TASK OBJECTIVE ▸
Identify each line below that contains the word "JSON", and copy it out.

RECORDS FOR THE TASK ▸
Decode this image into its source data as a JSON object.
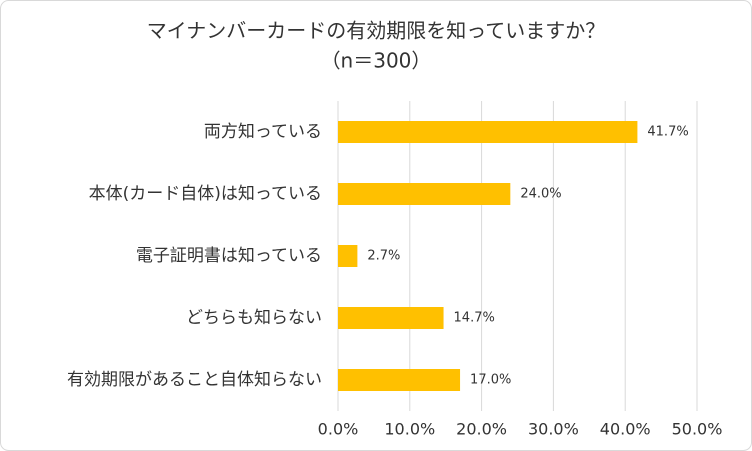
{
  "chart_data": {
    "type": "bar",
    "orientation": "horizontal",
    "title": "マイナンバーカードの有効期限を知っていますか？",
    "subtitle": "（n＝300）",
    "categories": [
      "両方知っている",
      "本体(カード自体)は知っている",
      "電子証明書は知っている",
      "どちらも知らない",
      "有効期限があること自体知らない"
    ],
    "values": [
      41.7,
      24.0,
      2.7,
      14.7,
      17.0
    ],
    "value_labels": [
      "41.7%",
      "24.0%",
      "2.7%",
      "14.7%",
      "17.0%"
    ],
    "color": "#ffc000",
    "xlim": [
      0,
      50
    ],
    "xticks": [
      {
        "value": 0,
        "label": "0.0%"
      },
      {
        "value": 10,
        "label": "10.0%"
      },
      {
        "value": 20,
        "label": "20.0%"
      },
      {
        "value": 30,
        "label": "30.0%"
      },
      {
        "value": 40,
        "label": "40.0%"
      },
      {
        "value": 50,
        "label": "50.0%"
      }
    ],
    "grid": true
  }
}
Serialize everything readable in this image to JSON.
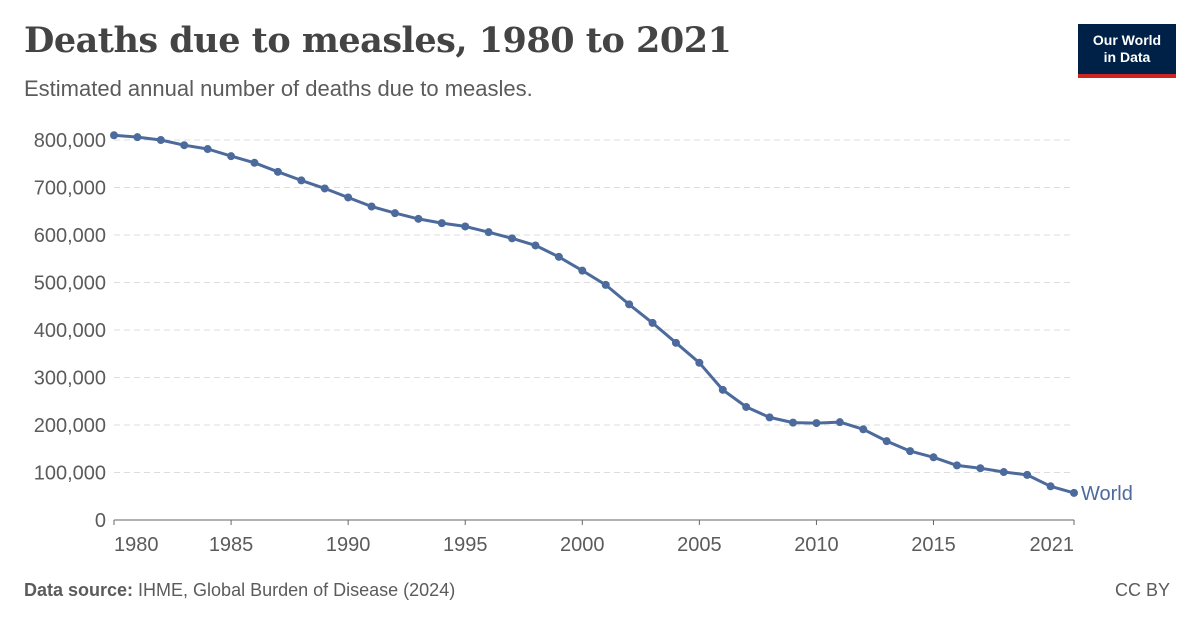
{
  "header": {
    "title": "Deaths due to measles, 1980 to 2021",
    "subtitle": "Estimated annual number of deaths due to measles.",
    "logo_line1": "Our World",
    "logo_line2": "in Data"
  },
  "footer": {
    "source_label": "Data source:",
    "source_text": " IHME, Global Burden of Disease (2024)",
    "license": "CC BY"
  },
  "colors": {
    "series": "#4c6a9c",
    "grid": "#dddddd",
    "axis": "#666666",
    "text": "#5b5b5b"
  },
  "chart_data": {
    "type": "line",
    "title": "Deaths due to measles, 1980 to 2021",
    "subtitle": "Estimated annual number of deaths due to measles.",
    "xlabel": "",
    "ylabel": "",
    "xlim": [
      1980,
      2021
    ],
    "ylim": [
      0,
      800000
    ],
    "grid": "horizontal dashed",
    "legend": "inline label at line end",
    "x_ticks": [
      {
        "value": 1980,
        "label": "1980"
      },
      {
        "value": 1985,
        "label": "1985"
      },
      {
        "value": 1990,
        "label": "1990"
      },
      {
        "value": 1995,
        "label": "1995"
      },
      {
        "value": 2000,
        "label": "2000"
      },
      {
        "value": 2005,
        "label": "2005"
      },
      {
        "value": 2010,
        "label": "2010"
      },
      {
        "value": 2015,
        "label": "2015"
      },
      {
        "value": 2021,
        "label": "2021"
      }
    ],
    "y_ticks": [
      {
        "value": 0,
        "label": "0"
      },
      {
        "value": 100000,
        "label": "100,000"
      },
      {
        "value": 200000,
        "label": "200,000"
      },
      {
        "value": 300000,
        "label": "300,000"
      },
      {
        "value": 400000,
        "label": "400,000"
      },
      {
        "value": 500000,
        "label": "500,000"
      },
      {
        "value": 600000,
        "label": "600,000"
      },
      {
        "value": 700000,
        "label": "700,000"
      },
      {
        "value": 800000,
        "label": "800,000"
      }
    ],
    "x": [
      1980,
      1981,
      1982,
      1983,
      1984,
      1985,
      1986,
      1987,
      1988,
      1989,
      1990,
      1991,
      1992,
      1993,
      1994,
      1995,
      1996,
      1997,
      1998,
      1999,
      2000,
      2001,
      2002,
      2003,
      2004,
      2005,
      2006,
      2007,
      2008,
      2009,
      2010,
      2011,
      2012,
      2013,
      2014,
      2015,
      2016,
      2017,
      2018,
      2019,
      2020,
      2021
    ],
    "series": [
      {
        "name": "World",
        "color": "#4c6a9c",
        "values": [
          810000,
          806000,
          800000,
          789000,
          781000,
          766000,
          752000,
          733000,
          715000,
          698000,
          679000,
          660000,
          646000,
          634000,
          625000,
          618000,
          606000,
          593000,
          578000,
          554000,
          525000,
          495000,
          454000,
          415000,
          373000,
          331000,
          274000,
          238000,
          216000,
          205000,
          204000,
          206000,
          191000,
          166000,
          145000,
          132000,
          115000,
          109000,
          101000,
          95000,
          71000,
          57000
        ]
      }
    ]
  }
}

TASK RESULT ▸
Decode this image into its source data as a JSON object.
Serialize everything readable in this image to JSON.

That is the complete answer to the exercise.